> _EXTRACTED ENTRIES_:
※ ※ ※
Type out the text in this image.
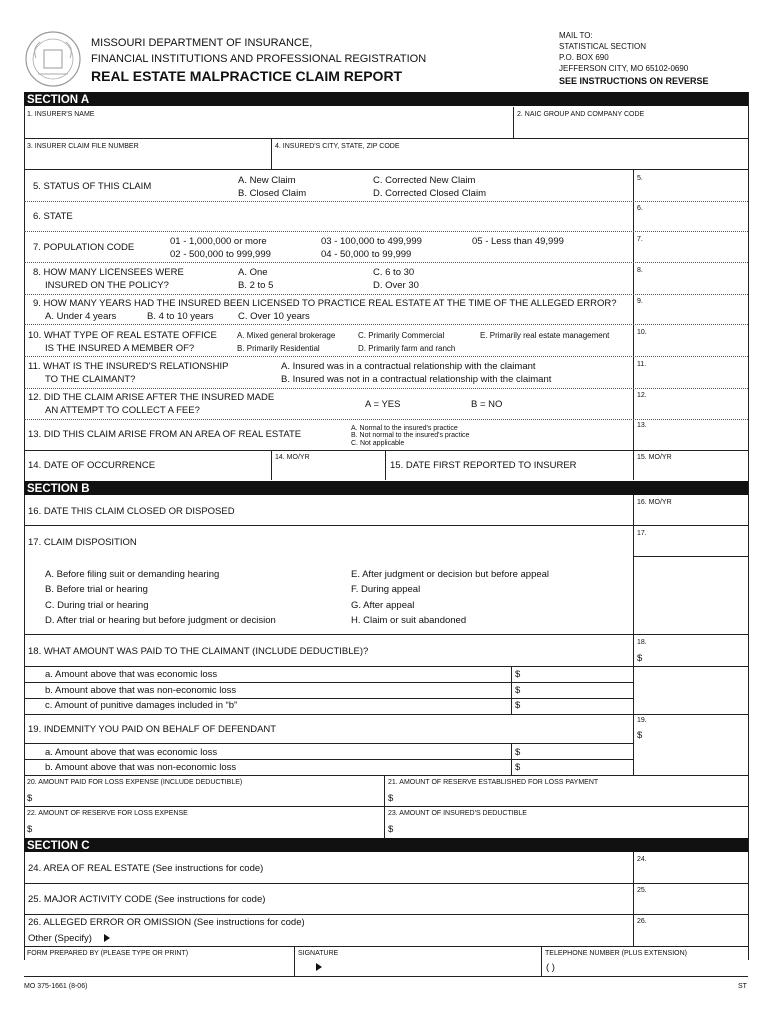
MISSOURI DEPARTMENT OF INSURANCE,
FINANCIAL INSTITUTIONS AND PROFESSIONAL REGISTRATION
REAL ESTATE MALPRACTICE CLAIM REPORT
MAIL TO:
STATISTICAL SECTION
P.O. BOX 690
JEFFERSON CITY, MO 65102-0690
SEE INSTRUCTIONS ON REVERSE
SECTION A
1. INSURER'S NAME	2. NAIC GROUP AND COMPANY CODE
3. INSURER CLAIM FILE NUMBER	4. INSURED'S CITY, STATE, ZIP CODE
5. STATUS OF THIS CLAIM
A. New Claim
B. Closed Claim
C. Corrected New Claim
D. Corrected Closed Claim
5.
6. STATE
6.
7. POPULATION CODE
01 - 1,000,000 or more
02 - 500,000 to 999,999
03 - 100,000 to 499,999
04 - 50,000 to 99,999
05 - Less than 49,999	7.
8. HOW MANY LICENSEES WERE
INSURED ON THE POLICY?
A. One
B. 2 to 5
C. 6 to 30
D. Over 30
8.
9. HOW MANY YEARS HAD THE INSURED BEEN LICENSED TO PRACTICE REAL ESTATE AT THE TIME OF THE ALLEGED ERROR?
A. Under 4 years	B. 4 to 10 years	C. Over 10 years
9.
10. WHAT TYPE OF REAL ESTATE OFFICE
IS THE INSURED A MEMBER OF?
A. Mixed general brokerage
B. Primarily Residential
C. Primarily Commercial
D. Primarily farm and ranch
E. Primarily real estate management	10.
11. WHAT IS THE INSURED'S RELATIONSHIP
TO THE CLAIMANT?
A. Insured was in a contractual relationship with the claimant
B. Insured was not in a contractual relationship with the claimant
11.
12. DID THE CLAIM ARISE AFTER THE INSURED MADE
AN ATTEMPT TO COLLECT A FEE?
A = YES	B = NO
12.
13. DID THIS CLAIM ARISE FROM AN AREA OF REAL ESTATE
A. Normal to the insured's practice
B. Not normal to the insured's practice
C. Not applicable
13.
14. DATE OF OCCURRENCE
14. MO/YR
15. DATE FIRST REPORTED TO INSURER
15. MO/YR
SECTION B
16. DATE THIS CLAIM CLOSED OR DISPOSED
16. MO/YR
17. CLAIM DISPOSITION
17.
A. Before filing suit or demanding hearing
B. Before trial or hearing
C. During trial or hearing
D. After trial or hearing but before judgment or decision
E. After judgment or decision but before appeal
F. During appeal
G. After appeal
H. Claim or suit abandoned
18. WHAT AMOUNT WAS PAID TO THE CLAIMANT (INCLUDE DEDUCTIBLE)?
18.
$
a. Amount above that was economic loss	$
b. Amount above that was non-economic loss	$
c. Amount of punitive damages included in “b”	$
19. INDEMNITY YOU PAID ON BEHALF OF DEFENDANT
19.
$
a. Amount above that was economic loss	$
b. Amount above that was non-economic loss	$
20. AMOUNT PAID FOR LOSS EXPENSE (INCLUDE DEDUCTIBLE)
$
21. AMOUNT OF RESERVE ESTABLISHED FOR LOSS PAYMENT
$
22. AMOUNT OF RESERVE FOR LOSS EXPENSE
$
23. AMOUNT OF INSURED'S DEDUCTIBLE
$
SECTION C
24. AREA OF REAL ESTATE (See instructions for code)
24.
25. MAJOR ACTIVITY CODE (See instructions for code)
25.
26. ALLEGED ERROR OR OMISSION (See instructions for code)
Other (Specify)
26.
FORM PREPARED BY (PLEASE TYPE OR PRINT)	SIGNATURE	TELEPHONE NUMBER (PLUS EXTENSION)
( )
MO 375-1661 (8-06)	ST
※ ※ ※
> _EXERCISE OBJECTIVE_:
Lines holding the word "DEDUCTIBLE" should be counted across the entries; state only how many there are.

> _WRITTEN REPLY_:
3